Problem:
Among the entries below, count the lines where the string "liáo" occurs, and give only the number.

Supplied entries:

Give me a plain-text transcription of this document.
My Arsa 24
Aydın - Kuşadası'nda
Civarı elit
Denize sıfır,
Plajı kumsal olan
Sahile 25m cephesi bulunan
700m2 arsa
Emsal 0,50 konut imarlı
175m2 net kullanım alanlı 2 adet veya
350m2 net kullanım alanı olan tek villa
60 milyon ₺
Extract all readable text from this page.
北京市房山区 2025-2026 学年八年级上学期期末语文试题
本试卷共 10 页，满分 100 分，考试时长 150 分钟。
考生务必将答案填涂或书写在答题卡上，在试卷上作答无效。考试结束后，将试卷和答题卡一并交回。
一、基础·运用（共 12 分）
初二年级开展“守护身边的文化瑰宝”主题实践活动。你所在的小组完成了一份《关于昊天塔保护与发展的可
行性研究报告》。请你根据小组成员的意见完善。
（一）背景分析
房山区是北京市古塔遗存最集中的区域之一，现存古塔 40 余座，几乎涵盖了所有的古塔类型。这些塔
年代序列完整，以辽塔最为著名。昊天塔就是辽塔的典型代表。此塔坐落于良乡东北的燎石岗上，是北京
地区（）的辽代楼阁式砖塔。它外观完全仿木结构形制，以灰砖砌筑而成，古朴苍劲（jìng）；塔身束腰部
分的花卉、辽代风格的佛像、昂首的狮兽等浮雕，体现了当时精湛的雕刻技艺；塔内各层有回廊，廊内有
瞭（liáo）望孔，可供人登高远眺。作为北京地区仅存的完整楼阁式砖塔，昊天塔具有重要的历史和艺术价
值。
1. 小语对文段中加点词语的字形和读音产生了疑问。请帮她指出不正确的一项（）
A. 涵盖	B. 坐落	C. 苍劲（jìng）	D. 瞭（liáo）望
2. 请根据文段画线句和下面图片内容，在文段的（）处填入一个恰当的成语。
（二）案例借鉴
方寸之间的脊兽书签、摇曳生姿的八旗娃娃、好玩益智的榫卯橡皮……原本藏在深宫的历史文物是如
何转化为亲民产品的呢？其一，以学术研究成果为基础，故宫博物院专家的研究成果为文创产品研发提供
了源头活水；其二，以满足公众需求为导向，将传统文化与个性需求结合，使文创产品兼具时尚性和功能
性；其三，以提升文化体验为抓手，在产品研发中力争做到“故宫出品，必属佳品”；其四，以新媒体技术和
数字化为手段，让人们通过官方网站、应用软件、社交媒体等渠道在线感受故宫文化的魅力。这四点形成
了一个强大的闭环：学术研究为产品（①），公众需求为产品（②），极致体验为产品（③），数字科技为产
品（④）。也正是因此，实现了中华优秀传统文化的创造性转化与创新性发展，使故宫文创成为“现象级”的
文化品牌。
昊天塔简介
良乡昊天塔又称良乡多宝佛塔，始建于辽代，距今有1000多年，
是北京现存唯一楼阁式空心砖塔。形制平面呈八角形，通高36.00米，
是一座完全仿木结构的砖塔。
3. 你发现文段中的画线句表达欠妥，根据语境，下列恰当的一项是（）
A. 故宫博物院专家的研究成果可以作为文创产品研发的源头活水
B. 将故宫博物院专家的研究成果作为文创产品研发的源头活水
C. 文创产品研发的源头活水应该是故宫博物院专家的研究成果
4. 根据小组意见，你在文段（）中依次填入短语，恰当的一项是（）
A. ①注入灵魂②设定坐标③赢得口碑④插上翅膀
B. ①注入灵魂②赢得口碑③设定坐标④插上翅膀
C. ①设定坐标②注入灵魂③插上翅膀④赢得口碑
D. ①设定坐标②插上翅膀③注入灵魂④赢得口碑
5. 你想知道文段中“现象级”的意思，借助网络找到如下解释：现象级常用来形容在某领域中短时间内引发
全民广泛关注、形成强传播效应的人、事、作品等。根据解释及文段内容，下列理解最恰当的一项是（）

Written response:
2